Look through the material below for "this". Copy every line that contains it.

(begin)

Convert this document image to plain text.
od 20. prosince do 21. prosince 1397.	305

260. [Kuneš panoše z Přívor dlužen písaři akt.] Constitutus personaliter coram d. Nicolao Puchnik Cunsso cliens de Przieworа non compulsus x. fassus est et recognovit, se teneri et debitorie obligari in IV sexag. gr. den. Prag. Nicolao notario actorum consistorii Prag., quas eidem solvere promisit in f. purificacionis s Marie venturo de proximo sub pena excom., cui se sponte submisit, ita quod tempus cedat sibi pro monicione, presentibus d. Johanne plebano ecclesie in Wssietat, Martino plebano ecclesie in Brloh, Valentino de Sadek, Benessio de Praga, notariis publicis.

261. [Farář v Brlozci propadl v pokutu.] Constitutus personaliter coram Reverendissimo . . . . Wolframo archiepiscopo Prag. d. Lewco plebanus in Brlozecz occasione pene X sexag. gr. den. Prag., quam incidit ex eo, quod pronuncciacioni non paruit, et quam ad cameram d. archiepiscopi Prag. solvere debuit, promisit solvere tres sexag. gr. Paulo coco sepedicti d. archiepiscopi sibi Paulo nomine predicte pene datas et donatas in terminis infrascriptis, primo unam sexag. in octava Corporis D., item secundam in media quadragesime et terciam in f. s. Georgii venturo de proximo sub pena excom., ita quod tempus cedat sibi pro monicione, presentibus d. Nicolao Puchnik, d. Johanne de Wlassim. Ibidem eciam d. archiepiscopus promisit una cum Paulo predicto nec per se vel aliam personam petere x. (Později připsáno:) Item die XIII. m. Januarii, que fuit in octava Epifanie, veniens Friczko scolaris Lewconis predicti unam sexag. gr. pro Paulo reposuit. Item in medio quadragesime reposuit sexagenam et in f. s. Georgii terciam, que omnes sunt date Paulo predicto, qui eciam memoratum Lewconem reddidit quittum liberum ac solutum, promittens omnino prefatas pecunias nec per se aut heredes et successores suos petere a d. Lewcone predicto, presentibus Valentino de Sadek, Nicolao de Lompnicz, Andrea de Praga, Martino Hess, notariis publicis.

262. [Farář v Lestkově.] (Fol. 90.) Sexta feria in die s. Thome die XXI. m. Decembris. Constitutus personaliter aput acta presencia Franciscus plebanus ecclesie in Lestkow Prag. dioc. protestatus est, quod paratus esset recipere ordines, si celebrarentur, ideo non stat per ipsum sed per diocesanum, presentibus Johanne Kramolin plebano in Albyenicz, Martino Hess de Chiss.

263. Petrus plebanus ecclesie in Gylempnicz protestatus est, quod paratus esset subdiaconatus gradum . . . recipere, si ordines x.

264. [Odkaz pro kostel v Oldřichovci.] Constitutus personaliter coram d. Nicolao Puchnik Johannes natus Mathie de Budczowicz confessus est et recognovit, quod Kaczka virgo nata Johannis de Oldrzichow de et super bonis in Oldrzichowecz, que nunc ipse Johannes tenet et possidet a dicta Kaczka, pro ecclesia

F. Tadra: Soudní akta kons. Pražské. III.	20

(end)
(begin)

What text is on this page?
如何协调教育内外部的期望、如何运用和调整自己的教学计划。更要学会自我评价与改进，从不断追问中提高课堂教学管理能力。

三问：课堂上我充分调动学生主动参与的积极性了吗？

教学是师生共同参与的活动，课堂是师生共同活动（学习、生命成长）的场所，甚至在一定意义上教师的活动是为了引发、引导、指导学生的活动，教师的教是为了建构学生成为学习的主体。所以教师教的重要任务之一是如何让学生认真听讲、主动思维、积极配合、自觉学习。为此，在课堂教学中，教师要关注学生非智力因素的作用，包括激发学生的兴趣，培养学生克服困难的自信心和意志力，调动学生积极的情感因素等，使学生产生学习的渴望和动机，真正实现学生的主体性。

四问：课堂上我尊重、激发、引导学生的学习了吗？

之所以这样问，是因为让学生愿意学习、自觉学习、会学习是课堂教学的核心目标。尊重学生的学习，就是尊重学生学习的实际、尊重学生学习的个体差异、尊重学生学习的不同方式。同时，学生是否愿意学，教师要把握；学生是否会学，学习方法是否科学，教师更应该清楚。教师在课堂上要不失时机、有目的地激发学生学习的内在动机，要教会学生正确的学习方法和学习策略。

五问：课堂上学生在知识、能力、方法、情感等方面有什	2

(end)

TASK OUTPUT →
Convert this document image to plain text.
What text is on this page?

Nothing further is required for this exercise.